What the task requires: Extract the complete listing and repeat it word for word.

[Records about charts and figures]
------
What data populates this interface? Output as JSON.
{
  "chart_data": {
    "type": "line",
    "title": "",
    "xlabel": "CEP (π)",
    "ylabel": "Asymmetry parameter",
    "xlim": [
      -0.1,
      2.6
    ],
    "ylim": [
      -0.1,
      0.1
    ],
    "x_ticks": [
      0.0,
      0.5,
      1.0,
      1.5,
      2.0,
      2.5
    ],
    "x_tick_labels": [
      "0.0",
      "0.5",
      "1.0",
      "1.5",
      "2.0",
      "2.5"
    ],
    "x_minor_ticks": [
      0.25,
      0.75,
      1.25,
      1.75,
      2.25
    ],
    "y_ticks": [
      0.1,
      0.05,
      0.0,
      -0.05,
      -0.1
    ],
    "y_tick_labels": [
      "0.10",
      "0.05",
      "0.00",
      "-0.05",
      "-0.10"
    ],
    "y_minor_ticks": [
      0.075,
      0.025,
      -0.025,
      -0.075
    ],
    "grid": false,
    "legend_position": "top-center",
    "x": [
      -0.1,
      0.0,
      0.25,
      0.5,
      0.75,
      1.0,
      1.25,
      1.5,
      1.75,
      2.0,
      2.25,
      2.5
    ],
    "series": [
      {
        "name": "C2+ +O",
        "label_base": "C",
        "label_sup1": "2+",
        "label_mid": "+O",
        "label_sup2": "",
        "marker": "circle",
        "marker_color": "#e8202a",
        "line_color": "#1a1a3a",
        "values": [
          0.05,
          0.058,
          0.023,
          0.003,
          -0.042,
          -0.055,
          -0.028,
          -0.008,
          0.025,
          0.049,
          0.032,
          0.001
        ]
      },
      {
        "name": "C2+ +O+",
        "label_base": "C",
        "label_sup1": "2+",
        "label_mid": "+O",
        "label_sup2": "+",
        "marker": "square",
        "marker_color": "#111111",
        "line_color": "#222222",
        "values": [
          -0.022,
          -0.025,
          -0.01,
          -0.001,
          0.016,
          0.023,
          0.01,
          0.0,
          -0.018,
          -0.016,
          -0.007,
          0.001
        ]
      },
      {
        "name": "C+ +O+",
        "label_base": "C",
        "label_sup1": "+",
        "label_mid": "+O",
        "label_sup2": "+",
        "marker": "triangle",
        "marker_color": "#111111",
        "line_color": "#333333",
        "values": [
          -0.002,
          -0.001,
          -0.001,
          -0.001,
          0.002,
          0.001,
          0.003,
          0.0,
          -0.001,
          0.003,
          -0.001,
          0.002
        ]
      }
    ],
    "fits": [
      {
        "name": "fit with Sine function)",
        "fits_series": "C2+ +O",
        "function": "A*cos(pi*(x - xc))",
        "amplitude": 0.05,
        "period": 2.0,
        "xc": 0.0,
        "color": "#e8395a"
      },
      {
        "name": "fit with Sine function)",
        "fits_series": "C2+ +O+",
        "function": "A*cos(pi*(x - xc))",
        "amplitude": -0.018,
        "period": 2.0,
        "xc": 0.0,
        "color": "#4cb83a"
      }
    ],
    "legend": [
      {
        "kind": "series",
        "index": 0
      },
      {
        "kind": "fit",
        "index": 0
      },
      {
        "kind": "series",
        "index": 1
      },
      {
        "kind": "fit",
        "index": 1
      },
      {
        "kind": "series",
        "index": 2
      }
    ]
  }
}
------
Response:
What data populates this interface? Output as JSON.
{
  "chart_data": {
    "type": "line",
    "title": "",
    "xlabel": "CEP (π)",
    "ylabel": "Asymmetry parameter",
    "xlim": [
      -0.1,
      2.6
    ],
    "ylim": [
      -0.1,
      0.1
    ],
    "x_ticks": [
      0.0,
      0.5,
      1.0,
      1.5,
      2.0,
      2.5
    ],
    "x_tick_labels": [
      "0.0",
      "0.5",
      "1.0",
      "1.5",
      "2.0",
      "2.5"
    ],
    "x_minor_ticks": [
      0.25,
      0.75,
      1.25,
      1.75,
      2.25
    ],
    "y_ticks": [
      0.1,
      0.05,
      0.0,
      -0.05,
      -0.1
    ],
    "y_tick_labels": [
      "0.10",
      "0.05",
      "0.00",
      "-0.05",
      "-0.10"
    ],
    "y_minor_ticks": [
      0.075,
      0.025,
      -0.025,
      -0.075
    ],
    "grid": false,
    "legend_position": "top-center",
    "x": [
      -0.1,
      0.0,
      0.25,
      0.5,
      0.75,
      1.0,
      1.25,
      1.5,
      1.75,
      2.0,
      2.25,
      2.5
    ],
    "series": [
      {
        "name": "C2+ +O",
        "label_base": "C",
        "label_sup1": "2+",
        "label_mid": "+O",
        "label_sup2": "",
        "marker": "circle",
        "marker_color": "#e8202a",
        "line_color": "#1a1a3a",
        "values": [
          0.05,
          0.058,
          0.023,
          0.003,
          -0.042,
          -0.055,
          -0.028,
          -0.008,
          0.025,
          0.049,
          0.032,
          0.001
        ]
      },
      {
        "name": "C2+ +O+",
        "label_base": "C",
        "label_sup1": "2+",
        "label_mid": "+O",
        "label_sup2": "+",
        "marker": "square",
        "marker_color": "#111111",
        "line_color": "#222222",
        "values": [
          -0.022,
          -0.025,
          -0.01,
          -0.001,
          0.016,
          0.023,
          0.01,
          0.0,
          -0.018,
          -0.016,
          -0.007,
          0.001
        ]
      },
      {
        "name": "C+ +O+",
        "label_base": "C",
        "label_sup1": "+",
        "label_mid": "+O",
        "label_sup2": "+",
        "marker": "triangle",
        "marker_color": "#111111",
        "line_color": "#333333",
        "values": [
          -0.002,
          -0.001,
          -0.001,
          -0.001,
          0.002,
          0.001,
          0.003,
          0.0,
          -0.001,
          0.003,
          -0.001,
          0.002
        ]
      }
    ],
    "fits": [
      {
        "name": "fit with Sine function)",
        "fits_series": "C2+ +O",
        "function": "A*cos(pi*(x - xc))",
        "amplitude": 0.05,
        "period": 2.0,
        "xc": 0.0,
        "color": "#e8395a"
      },
      {
        "name": "fit with Sine function)",
        "fits_series": "C2+ +O+",
        "function": "A*cos(pi*(x - xc))",
        "amplitude": -0.018,
        "period": 2.0,
        "xc": 0.0,
        "color": "#4cb83a"
      }
    ],
    "legend": [
      {
        "kind": "series",
        "index": 0
      },
      {
        "kind": "fit",
        "index": 0
      },
      {
        "kind": "series",
        "index": 1
      },
      {
        "kind": "fit",
        "index": 1
      },
      {
        "kind": "series",
        "index": 2
      }
    ]
  }
}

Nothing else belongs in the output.